Provided information:
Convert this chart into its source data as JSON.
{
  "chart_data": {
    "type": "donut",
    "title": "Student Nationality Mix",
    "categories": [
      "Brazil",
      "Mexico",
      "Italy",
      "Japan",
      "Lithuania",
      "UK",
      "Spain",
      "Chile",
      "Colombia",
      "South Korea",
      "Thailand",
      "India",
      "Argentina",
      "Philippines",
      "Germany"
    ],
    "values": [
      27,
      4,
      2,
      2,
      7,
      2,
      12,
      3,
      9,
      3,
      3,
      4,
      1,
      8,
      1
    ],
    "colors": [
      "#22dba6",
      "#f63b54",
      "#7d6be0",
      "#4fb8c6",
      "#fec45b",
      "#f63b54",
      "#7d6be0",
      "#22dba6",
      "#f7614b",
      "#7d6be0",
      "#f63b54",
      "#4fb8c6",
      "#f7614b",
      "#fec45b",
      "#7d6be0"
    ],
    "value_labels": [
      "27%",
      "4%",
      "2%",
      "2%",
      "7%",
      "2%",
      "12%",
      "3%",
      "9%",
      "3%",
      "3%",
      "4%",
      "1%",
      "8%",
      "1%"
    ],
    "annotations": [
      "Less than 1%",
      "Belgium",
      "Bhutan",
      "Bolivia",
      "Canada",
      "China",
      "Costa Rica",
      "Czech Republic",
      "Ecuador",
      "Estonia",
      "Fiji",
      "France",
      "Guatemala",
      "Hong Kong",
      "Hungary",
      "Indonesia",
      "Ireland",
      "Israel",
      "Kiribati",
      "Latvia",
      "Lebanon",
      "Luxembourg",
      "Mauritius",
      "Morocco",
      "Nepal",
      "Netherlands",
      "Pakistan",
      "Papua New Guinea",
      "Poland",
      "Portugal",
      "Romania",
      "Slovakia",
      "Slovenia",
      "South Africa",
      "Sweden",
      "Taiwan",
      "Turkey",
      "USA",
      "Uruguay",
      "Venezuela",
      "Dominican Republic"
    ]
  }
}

Problem requirements: Of the lines in the data above, how many contain the word "Republic"? Give only that figure.

Exercise solution: 2